OBJECTIVE: Return every record exactly as written.

* Begin RAW RECORDS *

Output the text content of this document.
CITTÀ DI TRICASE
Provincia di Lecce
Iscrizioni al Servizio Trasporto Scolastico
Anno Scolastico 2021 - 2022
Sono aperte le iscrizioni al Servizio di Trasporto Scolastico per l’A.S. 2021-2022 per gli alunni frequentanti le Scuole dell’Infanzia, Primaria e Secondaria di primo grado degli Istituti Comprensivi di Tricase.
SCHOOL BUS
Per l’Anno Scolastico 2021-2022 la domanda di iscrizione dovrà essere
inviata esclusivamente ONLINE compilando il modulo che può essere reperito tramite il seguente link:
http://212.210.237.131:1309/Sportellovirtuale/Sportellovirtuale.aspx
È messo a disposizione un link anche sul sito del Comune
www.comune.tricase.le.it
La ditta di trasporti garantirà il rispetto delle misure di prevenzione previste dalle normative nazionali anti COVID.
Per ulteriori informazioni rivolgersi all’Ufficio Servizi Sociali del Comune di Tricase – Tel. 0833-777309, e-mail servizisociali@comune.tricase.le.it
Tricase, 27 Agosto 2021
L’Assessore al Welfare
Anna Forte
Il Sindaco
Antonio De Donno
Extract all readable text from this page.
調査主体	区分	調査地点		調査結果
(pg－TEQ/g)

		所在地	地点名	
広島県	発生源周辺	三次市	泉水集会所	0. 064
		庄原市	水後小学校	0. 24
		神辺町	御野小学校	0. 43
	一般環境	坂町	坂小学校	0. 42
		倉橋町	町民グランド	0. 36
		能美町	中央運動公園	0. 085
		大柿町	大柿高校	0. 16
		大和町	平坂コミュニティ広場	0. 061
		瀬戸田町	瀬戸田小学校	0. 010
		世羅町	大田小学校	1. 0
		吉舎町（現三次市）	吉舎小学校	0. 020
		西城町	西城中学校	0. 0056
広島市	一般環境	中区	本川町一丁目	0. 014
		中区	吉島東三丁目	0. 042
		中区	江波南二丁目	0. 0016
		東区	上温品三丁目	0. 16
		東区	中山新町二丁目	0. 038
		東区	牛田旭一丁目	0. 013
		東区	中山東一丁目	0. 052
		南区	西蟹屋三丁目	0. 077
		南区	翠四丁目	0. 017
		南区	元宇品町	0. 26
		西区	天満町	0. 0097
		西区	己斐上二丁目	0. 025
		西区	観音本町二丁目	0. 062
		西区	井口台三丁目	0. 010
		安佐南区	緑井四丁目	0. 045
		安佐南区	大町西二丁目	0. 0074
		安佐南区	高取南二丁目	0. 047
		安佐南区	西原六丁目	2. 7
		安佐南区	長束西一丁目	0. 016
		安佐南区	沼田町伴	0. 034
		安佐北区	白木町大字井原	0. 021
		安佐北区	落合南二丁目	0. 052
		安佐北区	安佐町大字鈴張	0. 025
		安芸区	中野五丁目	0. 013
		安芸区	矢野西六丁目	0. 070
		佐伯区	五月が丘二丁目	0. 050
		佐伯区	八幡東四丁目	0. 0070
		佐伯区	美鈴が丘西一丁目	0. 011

* End RAW RECORDS *

WORKED ANSWER:
Output the text content of this document.
CITTÀ DI TRICASE
Provincia di Lecce
Iscrizioni al Servizio Trasporto Scolastico
Anno Scolastico 2021 - 2022
Sono aperte le iscrizioni al Servizio di Trasporto Scolastico per l’A.S. 2021-2022 per gli alunni frequentanti le Scuole dell’Infanzia, Primaria e Secondaria di primo grado degli Istituti Comprensivi di Tricase.
SCHOOL BUS
Per l’Anno Scolastico 2021-2022 la domanda di iscrizione dovrà essere
inviata esclusivamente ONLINE compilando il modulo che può essere reperito tramite il seguente link:
http://212.210.237.131:1309/Sportellovirtuale/Sportellovirtuale.aspx
È messo a disposizione un link anche sul sito del Comune
www.comune.tricase.le.it
La ditta di trasporti garantirà il rispetto delle misure di prevenzione previste dalle normative nazionali anti COVID.
Per ulteriori informazioni rivolgersi all’Ufficio Servizi Sociali del Comune di Tricase – Tel. 0833-777309, e-mail servizisociali@comune.tricase.le.it
Tricase, 27 Agosto 2021
L’Assessore al Welfare
Anna Forte
Il Sindaco
Antonio De Donno
Extract all readable text from this page.
調査主体	区分	調査地点		調査結果
(pg－TEQ/g)

		所在地	地点名	
広島県	発生源周辺	三次市	泉水集会所	0. 064
		庄原市	水後小学校	0. 24
		神辺町	御野小学校	0. 43
	一般環境	坂町	坂小学校	0. 42
		倉橋町	町民グランド	0. 36
		能美町	中央運動公園	0. 085
		大柿町	大柿高校	0. 16
		大和町	平坂コミュニティ広場	0. 061
		瀬戸田町	瀬戸田小学校	0. 010
		世羅町	大田小学校	1. 0
		吉舎町（現三次市）	吉舎小学校	0. 020
		西城町	西城中学校	0. 0056
広島市	一般環境	中区	本川町一丁目	0. 014
		中区	吉島東三丁目	0. 042
		中区	江波南二丁目	0. 0016
		東区	上温品三丁目	0. 16
		東区	中山新町二丁目	0. 038
		東区	牛田旭一丁目	0. 013
		東区	中山東一丁目	0. 052
		南区	西蟹屋三丁目	0. 077
		南区	翠四丁目	0. 017
		南区	元宇品町	0. 26
		西区	天満町	0. 0097
		西区	己斐上二丁目	0. 025
		西区	観音本町二丁目	0. 062
		西区	井口台三丁目	0. 010
		安佐南区	緑井四丁目	0. 045
		安佐南区	大町西二丁目	0. 0074
		安佐南区	高取南二丁目	0. 047
		安佐南区	西原六丁目	2. 7
		安佐南区	長束西一丁目	0. 016
		安佐南区	沼田町伴	0. 034
		安佐北区	白木町大字井原	0. 021
		安佐北区	落合南二丁目	0. 052
		安佐北区	安佐町大字鈴張	0. 025
		安芸区	中野五丁目	0. 013
		安芸区	矢野西六丁目	0. 070
		佐伯区	五月が丘二丁目	0. 050
		佐伯区	八幡東四丁目	0. 0070
		佐伯区	美鈴が丘西一丁目	0. 011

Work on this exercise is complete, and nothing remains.